[What you should do]:
Pick out each line of the records that includes the string "ausblenden", and copy it.

--- START Given records ---

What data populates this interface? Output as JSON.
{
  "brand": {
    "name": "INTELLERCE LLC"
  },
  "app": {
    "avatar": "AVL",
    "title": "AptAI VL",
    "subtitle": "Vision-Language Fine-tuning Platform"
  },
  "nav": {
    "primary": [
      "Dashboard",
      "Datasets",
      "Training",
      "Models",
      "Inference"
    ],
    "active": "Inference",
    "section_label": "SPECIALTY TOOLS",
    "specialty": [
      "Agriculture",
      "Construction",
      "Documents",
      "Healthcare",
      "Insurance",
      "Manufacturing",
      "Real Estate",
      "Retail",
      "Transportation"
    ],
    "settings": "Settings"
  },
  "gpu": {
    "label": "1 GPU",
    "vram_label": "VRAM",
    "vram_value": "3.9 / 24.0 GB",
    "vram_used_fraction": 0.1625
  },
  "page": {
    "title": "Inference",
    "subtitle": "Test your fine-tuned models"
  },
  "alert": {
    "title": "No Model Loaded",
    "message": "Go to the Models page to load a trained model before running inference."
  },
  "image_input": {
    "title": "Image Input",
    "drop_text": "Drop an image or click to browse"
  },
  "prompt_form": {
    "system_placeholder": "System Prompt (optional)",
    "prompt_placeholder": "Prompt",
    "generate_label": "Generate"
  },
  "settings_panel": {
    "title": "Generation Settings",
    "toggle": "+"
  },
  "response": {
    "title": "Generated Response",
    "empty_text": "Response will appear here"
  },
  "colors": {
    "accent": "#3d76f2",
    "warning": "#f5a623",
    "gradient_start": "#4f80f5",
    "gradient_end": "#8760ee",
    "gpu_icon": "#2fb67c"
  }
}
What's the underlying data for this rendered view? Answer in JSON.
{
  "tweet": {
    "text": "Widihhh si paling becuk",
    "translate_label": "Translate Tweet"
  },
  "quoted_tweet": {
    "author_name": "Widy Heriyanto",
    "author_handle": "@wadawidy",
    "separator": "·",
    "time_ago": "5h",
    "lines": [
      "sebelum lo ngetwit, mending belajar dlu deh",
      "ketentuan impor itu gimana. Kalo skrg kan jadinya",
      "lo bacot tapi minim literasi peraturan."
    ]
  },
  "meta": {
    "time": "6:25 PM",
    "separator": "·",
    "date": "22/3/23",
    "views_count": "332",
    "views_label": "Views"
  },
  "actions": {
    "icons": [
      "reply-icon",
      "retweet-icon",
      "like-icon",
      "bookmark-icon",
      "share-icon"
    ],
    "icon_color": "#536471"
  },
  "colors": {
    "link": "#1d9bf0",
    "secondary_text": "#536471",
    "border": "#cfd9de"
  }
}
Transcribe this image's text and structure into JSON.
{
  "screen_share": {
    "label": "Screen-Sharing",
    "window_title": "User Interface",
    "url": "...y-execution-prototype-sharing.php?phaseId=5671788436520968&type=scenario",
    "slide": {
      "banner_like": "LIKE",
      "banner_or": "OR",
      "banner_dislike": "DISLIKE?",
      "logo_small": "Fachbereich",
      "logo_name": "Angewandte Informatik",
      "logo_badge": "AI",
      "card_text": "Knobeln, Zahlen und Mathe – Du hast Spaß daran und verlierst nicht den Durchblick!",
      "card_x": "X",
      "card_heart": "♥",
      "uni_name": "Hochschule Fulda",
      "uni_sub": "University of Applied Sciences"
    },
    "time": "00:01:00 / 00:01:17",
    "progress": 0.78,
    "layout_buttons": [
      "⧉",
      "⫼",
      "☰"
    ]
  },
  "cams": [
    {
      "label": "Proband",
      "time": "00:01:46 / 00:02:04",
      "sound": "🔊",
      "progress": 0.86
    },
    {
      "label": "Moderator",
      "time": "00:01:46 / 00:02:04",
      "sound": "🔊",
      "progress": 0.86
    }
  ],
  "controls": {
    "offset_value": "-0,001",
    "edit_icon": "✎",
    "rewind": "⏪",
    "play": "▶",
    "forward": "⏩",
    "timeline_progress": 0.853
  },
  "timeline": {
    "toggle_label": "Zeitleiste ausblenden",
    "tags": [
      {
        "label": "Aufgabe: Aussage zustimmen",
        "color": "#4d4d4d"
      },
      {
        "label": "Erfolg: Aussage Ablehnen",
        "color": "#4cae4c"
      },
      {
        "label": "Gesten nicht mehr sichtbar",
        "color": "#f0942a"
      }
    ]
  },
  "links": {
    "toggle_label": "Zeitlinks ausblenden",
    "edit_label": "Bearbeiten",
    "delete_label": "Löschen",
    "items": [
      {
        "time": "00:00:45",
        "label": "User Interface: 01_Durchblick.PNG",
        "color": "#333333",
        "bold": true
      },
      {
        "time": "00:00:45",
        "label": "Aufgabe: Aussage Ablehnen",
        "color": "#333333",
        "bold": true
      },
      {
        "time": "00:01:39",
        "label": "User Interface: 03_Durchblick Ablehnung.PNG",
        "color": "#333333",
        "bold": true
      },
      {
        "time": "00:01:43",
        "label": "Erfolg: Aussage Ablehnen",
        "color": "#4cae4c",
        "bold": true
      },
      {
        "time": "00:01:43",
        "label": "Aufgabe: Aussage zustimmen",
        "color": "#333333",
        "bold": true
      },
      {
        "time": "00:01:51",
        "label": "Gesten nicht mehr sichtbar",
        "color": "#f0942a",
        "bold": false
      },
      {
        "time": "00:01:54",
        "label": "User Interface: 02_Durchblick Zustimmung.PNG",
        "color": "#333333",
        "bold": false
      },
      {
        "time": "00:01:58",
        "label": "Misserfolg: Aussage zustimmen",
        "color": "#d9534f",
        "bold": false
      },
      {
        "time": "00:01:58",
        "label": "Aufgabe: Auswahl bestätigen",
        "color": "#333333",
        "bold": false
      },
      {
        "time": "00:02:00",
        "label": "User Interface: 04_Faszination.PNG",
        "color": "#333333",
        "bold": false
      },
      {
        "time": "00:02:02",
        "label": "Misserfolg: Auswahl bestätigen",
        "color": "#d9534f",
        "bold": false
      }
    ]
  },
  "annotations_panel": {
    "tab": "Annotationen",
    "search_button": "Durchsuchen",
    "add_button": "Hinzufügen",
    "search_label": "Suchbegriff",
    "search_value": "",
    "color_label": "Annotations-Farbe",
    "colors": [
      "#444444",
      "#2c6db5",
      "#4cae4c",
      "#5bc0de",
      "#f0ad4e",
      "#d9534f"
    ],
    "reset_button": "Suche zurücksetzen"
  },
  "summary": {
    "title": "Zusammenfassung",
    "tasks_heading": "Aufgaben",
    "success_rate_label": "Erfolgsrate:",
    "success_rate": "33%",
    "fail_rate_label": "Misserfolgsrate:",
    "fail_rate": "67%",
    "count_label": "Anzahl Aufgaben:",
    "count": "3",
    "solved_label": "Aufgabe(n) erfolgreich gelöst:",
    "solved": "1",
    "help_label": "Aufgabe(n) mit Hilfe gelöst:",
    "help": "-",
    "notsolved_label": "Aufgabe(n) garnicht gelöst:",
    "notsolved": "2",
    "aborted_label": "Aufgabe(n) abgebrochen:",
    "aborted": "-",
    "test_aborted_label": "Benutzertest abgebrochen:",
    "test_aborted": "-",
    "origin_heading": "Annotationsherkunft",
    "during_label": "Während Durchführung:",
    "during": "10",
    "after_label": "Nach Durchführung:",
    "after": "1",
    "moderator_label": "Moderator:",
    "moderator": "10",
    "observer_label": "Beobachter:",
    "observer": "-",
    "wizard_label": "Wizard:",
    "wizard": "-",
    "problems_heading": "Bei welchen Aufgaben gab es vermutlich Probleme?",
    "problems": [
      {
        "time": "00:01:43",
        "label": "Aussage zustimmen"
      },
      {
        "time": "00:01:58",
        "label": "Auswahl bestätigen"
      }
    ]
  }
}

--- END Given records ---

[Response to the exercise]:
    "toggle_label": "Zeitleiste ausblenden",
    "toggle_label": "Zeitlinks ausblenden",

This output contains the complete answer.